▸ **What the task asks**
Can you transcribe every entry word for word, skipping the images?
** Start **
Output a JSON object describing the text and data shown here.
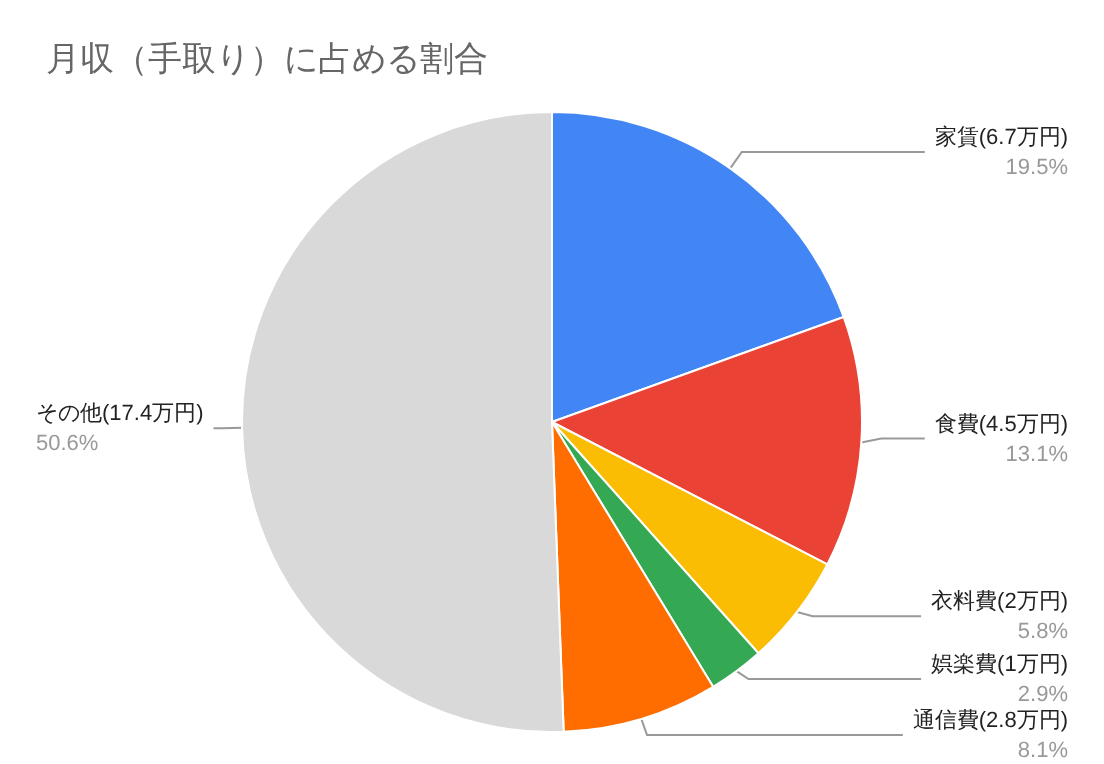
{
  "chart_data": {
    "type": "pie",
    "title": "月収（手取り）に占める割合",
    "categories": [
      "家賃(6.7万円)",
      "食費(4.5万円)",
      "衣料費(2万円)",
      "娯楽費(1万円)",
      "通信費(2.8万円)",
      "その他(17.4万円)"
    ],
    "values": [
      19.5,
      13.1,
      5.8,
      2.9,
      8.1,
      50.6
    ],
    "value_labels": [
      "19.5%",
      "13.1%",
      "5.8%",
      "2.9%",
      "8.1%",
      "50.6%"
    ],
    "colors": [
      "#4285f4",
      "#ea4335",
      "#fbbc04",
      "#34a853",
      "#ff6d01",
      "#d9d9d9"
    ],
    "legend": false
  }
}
** End **
▸ **Solution to this exercise**
Output a JSON object describing the text and data shown here.
{
  "chart_data": {
    "type": "pie",
    "title": "月収（手取り）に占める割合",
    "categories": [
      "家賃(6.7万円)",
      "食費(4.5万円)",
      "衣料費(2万円)",
      "娯楽費(1万円)",
      "通信費(2.8万円)",
      "その他(17.4万円)"
    ],
    "values": [
      19.5,
      13.1,
      5.8,
      2.9,
      8.1,
      50.6
    ],
    "value_labels": [
      "19.5%",
      "13.1%",
      "5.8%",
      "2.9%",
      "8.1%",
      "50.6%"
    ],
    "colors": [
      "#4285f4",
      "#ea4335",
      "#fbbc04",
      "#34a853",
      "#ff6d01",
      "#d9d9d9"
    ],
    "legend": false
  }
}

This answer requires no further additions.